━━━━━ Input records ━━━━━

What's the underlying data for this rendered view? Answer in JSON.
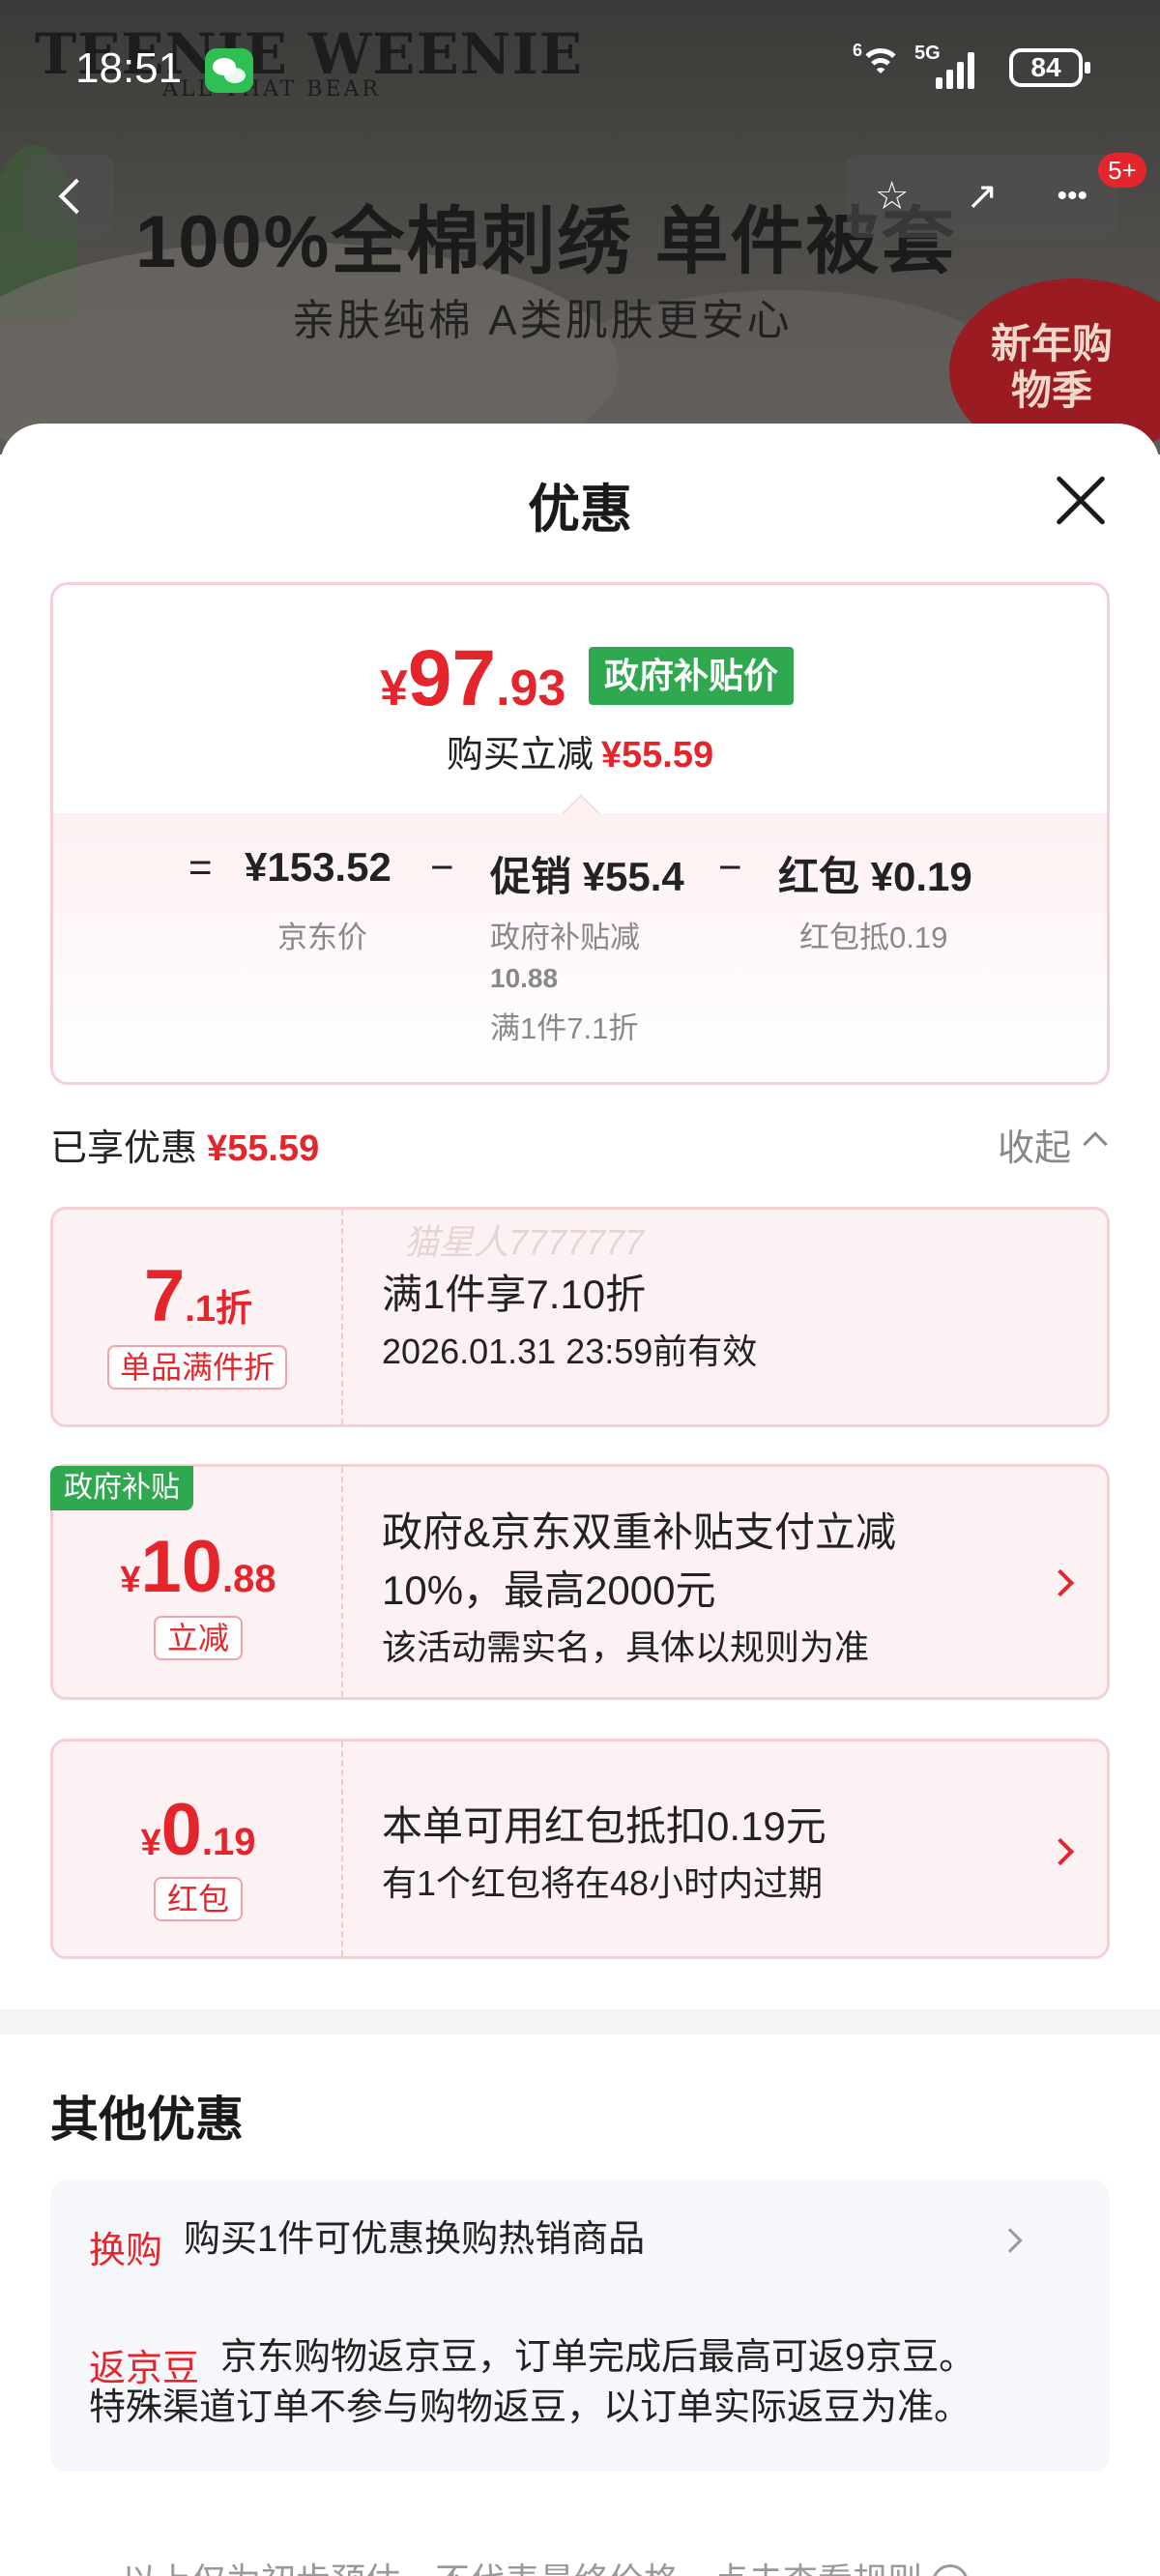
{
  "banner": {
    "brand": "TEENIE WEENIE",
    "brand_sub": "ALL THAT BEAR",
    "headline": "100%全棉刺绣 单件被套",
    "subline": "亲肤纯棉 A类肌肤更安心",
    "badge": "新年购物季"
  },
  "status_bar": {
    "time": "18:51",
    "wifi_label": "6",
    "signal_label": "5G",
    "battery": "84"
  },
  "nav": {
    "cart_badge": "5+",
    "star_icon": "☆",
    "share_icon": "↗",
    "more_icon": "•••"
  },
  "sheet": {
    "title": "优惠"
  },
  "price_card": {
    "yen": "¥",
    "price_int": "97",
    "price_dec": ".93",
    "gov_tag": "政府补贴价",
    "reduce_label": "购买立减",
    "reduce_value": "¥55.59",
    "eq": "=",
    "jd_price": "¥153.52",
    "jd_price_label": "京东价",
    "minus1": "−",
    "promo": "促销 ¥55.4",
    "promo_sub1": "政府补贴减",
    "promo_sub2": "10.88",
    "promo_sub3": "满1件7.1折",
    "minus2": "−",
    "hongbao": "红包 ¥0.19",
    "hongbao_sub": "红包抵0.19"
  },
  "enjoyed": {
    "label": "已享优惠",
    "value": "¥55.59",
    "collapse": "收起"
  },
  "coupons": [
    {
      "amount_int": "7",
      "amount_dec": ".1折",
      "tag": "单品满件折",
      "line1": "满1件享7.10折",
      "line2": "2026.01.31 23:59前有效"
    },
    {
      "corner": "政府补贴",
      "yen": "¥",
      "amount_int": "10",
      "amount_dec": ".88",
      "tag": "立减",
      "line1": "政府&京东双重补贴支付立减",
      "line1b": "10%，最高2000元",
      "line2": "该活动需实名，具体以规则为准"
    },
    {
      "yen": "¥",
      "amount_int": "0",
      "amount_dec": ".19",
      "tag": "红包",
      "line1": "本单可用红包抵扣0.19元",
      "line2": "有1个红包将在48小时内过期"
    }
  ],
  "watermark": "猫星人7777777",
  "other": {
    "title": "其他优惠",
    "items": [
      {
        "tag": "换购",
        "text": "购买1件可优惠换购热销商品"
      },
      {
        "tag": "返京豆",
        "text": "京东购物返京豆，订单完成后最高可返9京豆。",
        "text2": "特殊渠道订单不参与购物返豆，以订单实际返豆为准。"
      }
    ]
  },
  "footer": {
    "text": "以上仅为初步预估，不代表最终价格，点击查看规则"
  },
  "colors": {
    "accent_red": "#e4262c",
    "gov_green": "#2fa84f"
  }
}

━━━━━

Your task is to retype all the entries exactly and leave out any pictures.

What's the underlying data for this rendered view? Answer in JSON.
{
  "banner": {
    "brand": "TEENIE WEENIE",
    "brand_sub": "ALL THAT BEAR",
    "headline": "100%全棉刺绣 单件被套",
    "subline": "亲肤纯棉 A类肌肤更安心",
    "badge": "新年购物季"
  },
  "status_bar": {
    "time": "18:51",
    "wifi_label": "6",
    "signal_label": "5G",
    "battery": "84"
  },
  "nav": {
    "cart_badge": "5+",
    "star_icon": "☆",
    "share_icon": "↗",
    "more_icon": "•••"
  },
  "sheet": {
    "title": "优惠"
  },
  "price_card": {
    "yen": "¥",
    "price_int": "97",
    "price_dec": ".93",
    "gov_tag": "政府补贴价",
    "reduce_label": "购买立减",
    "reduce_value": "¥55.59",
    "eq": "=",
    "jd_price": "¥153.52",
    "jd_price_label": "京东价",
    "minus1": "−",
    "promo": "促销 ¥55.4",
    "promo_sub1": "政府补贴减",
    "promo_sub2": "10.88",
    "promo_sub3": "满1件7.1折",
    "minus2": "−",
    "hongbao": "红包 ¥0.19",
    "hongbao_sub": "红包抵0.19"
  },
  "enjoyed": {
    "label": "已享优惠",
    "value": "¥55.59",
    "collapse": "收起"
  },
  "coupons": [
    {
      "amount_int": "7",
      "amount_dec": ".1折",
      "tag": "单品满件折",
      "line1": "满1件享7.10折",
      "line2": "2026.01.31 23:59前有效"
    },
    {
      "corner": "政府补贴",
      "yen": "¥",
      "amount_int": "10",
      "amount_dec": ".88",
      "tag": "立减",
      "line1": "政府&京东双重补贴支付立减",
      "line1b": "10%，最高2000元",
      "line2": "该活动需实名，具体以规则为准"
    },
    {
      "yen": "¥",
      "amount_int": "0",
      "amount_dec": ".19",
      "tag": "红包",
      "line1": "本单可用红包抵扣0.19元",
      "line2": "有1个红包将在48小时内过期"
    }
  ],
  "watermark": "猫星人7777777",
  "other": {
    "title": "其他优惠",
    "items": [
      {
        "tag": "换购",
        "text": "购买1件可优惠换购热销商品"
      },
      {
        "tag": "返京豆",
        "text": "京东购物返京豆，订单完成后最高可返9京豆。",
        "text2": "特殊渠道订单不参与购物返豆，以订单实际返豆为准。"
      }
    ]
  },
  "footer": {
    "text": "以上仅为初步预估，不代表最终价格，点击查看规则"
  },
  "colors": {
    "accent_red": "#e4262c",
    "gov_green": "#2fa84f"
  }
}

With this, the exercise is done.